**Given request 1**
Print the section of the bass fishing text between "Kentucky Lake was" and "on their mind.", inclusive, word for word.

**Document passage**
Kentucky Lake was flat on this clear summer afternoon. Ben Parker, a former Bassmaster Elite Series angler and current outfitter who guides waterfowl hunters and anglers in western Tennessee, was fishing solo. He was catching bass on a small flutter spoon, but they weren’t the giants that make the ledges on this 160,300-acre Tennessee Valley Authority reservoir so popular with anglers. Those bass had something else on their mind.

Now and then, Parker noticed big bass “jumping” baitfish much larger than the spoon he was casting. They were skipjack herring, which can grow to more than 1 foot long. At that moment, he had an epiphany. “If you’re going to match the hatch,” he asked himself, “then why aren’t you throwing a spoon the same size as the bait?”

Parker supplied designers at Nichols Lures with the length and width of the spoon he wanted, but it took several versions to refine its cup, which causes the action. When they finished, they had Parker’s namesake Magnum Flutter spoon, which measures 8 inches long and 2 inches wide and weighs 3.5 ounces. It looks more appropriate for saltwater fishing but has made a significant splash in bass fishing. “We’ve sold a ton of them,” Parker said. “We’ve sold thousands to Japan.”

**Listing**
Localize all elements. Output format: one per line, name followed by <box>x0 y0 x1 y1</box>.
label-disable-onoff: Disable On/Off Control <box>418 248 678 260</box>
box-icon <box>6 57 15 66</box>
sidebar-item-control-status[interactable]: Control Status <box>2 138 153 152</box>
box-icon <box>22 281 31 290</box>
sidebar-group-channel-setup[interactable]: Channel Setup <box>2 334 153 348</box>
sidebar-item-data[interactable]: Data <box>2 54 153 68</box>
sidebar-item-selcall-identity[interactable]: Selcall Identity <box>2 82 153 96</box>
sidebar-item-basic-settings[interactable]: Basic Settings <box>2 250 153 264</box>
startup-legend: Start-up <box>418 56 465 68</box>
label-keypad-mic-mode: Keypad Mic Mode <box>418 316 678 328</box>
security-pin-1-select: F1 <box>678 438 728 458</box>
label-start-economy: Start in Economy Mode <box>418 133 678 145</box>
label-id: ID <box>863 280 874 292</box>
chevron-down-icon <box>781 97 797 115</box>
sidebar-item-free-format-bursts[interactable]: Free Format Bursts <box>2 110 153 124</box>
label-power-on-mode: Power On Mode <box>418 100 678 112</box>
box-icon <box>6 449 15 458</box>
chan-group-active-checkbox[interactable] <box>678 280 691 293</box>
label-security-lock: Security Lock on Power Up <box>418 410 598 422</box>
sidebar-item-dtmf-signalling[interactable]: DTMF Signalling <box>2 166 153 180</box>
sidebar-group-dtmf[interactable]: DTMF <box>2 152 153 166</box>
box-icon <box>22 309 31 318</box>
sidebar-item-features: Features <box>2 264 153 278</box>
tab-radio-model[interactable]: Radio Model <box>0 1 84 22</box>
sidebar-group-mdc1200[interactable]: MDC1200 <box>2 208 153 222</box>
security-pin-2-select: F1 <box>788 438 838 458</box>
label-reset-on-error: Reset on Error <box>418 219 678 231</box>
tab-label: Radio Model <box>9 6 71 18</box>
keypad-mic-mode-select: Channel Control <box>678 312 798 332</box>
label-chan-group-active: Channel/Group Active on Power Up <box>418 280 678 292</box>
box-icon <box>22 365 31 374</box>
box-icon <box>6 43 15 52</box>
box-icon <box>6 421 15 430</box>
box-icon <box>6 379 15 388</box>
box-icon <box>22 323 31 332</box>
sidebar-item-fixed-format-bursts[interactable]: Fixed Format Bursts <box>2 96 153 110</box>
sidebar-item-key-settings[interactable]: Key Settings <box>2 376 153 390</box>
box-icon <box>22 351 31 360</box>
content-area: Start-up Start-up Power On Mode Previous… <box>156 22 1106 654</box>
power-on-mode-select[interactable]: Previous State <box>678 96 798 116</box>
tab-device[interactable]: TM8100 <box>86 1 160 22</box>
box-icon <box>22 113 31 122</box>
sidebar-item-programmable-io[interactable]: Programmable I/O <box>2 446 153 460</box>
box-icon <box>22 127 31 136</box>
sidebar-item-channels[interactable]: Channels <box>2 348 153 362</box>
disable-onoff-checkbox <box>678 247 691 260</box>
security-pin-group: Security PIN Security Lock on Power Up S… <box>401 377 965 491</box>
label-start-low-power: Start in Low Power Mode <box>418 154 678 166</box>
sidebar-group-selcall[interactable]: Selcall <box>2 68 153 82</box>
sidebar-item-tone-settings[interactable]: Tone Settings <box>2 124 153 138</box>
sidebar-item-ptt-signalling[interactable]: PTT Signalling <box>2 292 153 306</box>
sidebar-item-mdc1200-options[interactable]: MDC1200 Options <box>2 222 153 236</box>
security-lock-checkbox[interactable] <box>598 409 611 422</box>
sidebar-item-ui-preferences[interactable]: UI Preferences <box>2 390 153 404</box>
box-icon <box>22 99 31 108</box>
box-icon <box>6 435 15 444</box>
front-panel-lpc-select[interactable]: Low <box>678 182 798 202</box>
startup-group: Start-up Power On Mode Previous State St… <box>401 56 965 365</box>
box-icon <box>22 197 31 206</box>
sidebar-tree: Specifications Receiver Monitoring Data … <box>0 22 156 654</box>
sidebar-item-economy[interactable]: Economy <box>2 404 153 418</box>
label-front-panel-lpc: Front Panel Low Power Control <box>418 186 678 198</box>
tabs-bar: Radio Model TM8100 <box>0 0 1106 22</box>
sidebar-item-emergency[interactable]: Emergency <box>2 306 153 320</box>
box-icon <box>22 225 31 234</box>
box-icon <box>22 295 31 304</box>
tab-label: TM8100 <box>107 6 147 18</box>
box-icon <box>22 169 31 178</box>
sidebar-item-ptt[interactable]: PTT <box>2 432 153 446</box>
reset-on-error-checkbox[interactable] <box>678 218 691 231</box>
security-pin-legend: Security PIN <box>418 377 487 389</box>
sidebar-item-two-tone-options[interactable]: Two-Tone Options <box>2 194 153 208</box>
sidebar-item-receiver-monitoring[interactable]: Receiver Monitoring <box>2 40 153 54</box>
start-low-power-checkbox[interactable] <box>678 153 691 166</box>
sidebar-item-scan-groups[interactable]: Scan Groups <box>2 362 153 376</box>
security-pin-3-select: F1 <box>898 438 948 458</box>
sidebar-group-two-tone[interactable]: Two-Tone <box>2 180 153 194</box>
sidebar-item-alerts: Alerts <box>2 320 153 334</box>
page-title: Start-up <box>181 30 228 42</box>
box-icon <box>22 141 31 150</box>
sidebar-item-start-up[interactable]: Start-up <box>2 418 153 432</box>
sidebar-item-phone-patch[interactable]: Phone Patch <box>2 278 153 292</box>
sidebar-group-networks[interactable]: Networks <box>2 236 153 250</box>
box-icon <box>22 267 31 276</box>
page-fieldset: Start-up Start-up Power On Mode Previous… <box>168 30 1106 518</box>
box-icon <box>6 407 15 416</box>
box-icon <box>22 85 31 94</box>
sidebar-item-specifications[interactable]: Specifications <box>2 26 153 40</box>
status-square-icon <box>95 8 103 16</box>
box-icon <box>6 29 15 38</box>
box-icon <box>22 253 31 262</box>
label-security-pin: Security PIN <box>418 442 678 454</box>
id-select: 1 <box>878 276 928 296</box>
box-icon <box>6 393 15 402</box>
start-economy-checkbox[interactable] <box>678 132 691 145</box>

**Given request 2**
Output the records from their first line through the line holding "tab-radio-model[interactable]: Radio Model", inclusive, reproducing each line unchanged.

**Output 1**
Kentucky Lake was flat on this clear summer afternoon. Ben Parker, a former Bassmaster Elite Series angler and current outfitter who guides waterfowl hunters and anglers in western Tennessee, was fishing solo. He was catching bass on a small flutter spoon, but they weren’t the giants that make the ledges on this 160,300-acre Tennessee Valley Authority reservoir so popular with anglers. Those bass had something else on their mind.

**Output 2**
Localize all elements. Output format: one per line, name followed by <box>x0 y0 x1 y1</box>.
label-disable-onoff: Disable On/Off Control <box>418 248 678 260</box>
box-icon <box>6 57 15 66</box>
sidebar-item-control-status[interactable]: Control Status <box>2 138 153 152</box>
box-icon <box>22 281 31 290</box>
sidebar-group-channel-setup[interactable]: Channel Setup <box>2 334 153 348</box>
sidebar-item-data[interactable]: Data <box>2 54 153 68</box>
sidebar-item-selcall-identity[interactable]: Selcall Identity <box>2 82 153 96</box>
sidebar-item-basic-settings[interactable]: Basic Settings <box>2 250 153 264</box>
startup-legend: Start-up <box>418 56 465 68</box>
label-keypad-mic-mode: Keypad Mic Mode <box>418 316 678 328</box>
security-pin-1-select: F1 <box>678 438 728 458</box>
label-start-economy: Start in Economy Mode <box>418 133 678 145</box>
label-id: ID <box>863 280 874 292</box>
chevron-down-icon <box>781 97 797 115</box>
sidebar-item-free-format-bursts[interactable]: Free Format Bursts <box>2 110 153 124</box>
label-power-on-mode: Power On Mode <box>418 100 678 112</box>
box-icon <box>6 449 15 458</box>
chan-group-active-checkbox[interactable] <box>678 280 691 293</box>
label-security-lock: Security Lock on Power Up <box>418 410 598 422</box>
sidebar-item-dtmf-signalling[interactable]: DTMF Signalling <box>2 166 153 180</box>
sidebar-group-dtmf[interactable]: DTMF <box>2 152 153 166</box>
box-icon <box>22 309 31 318</box>
sidebar-item-features: Features <box>2 264 153 278</box>
tab-radio-model[interactable]: Radio Model <box>0 1 84 22</box>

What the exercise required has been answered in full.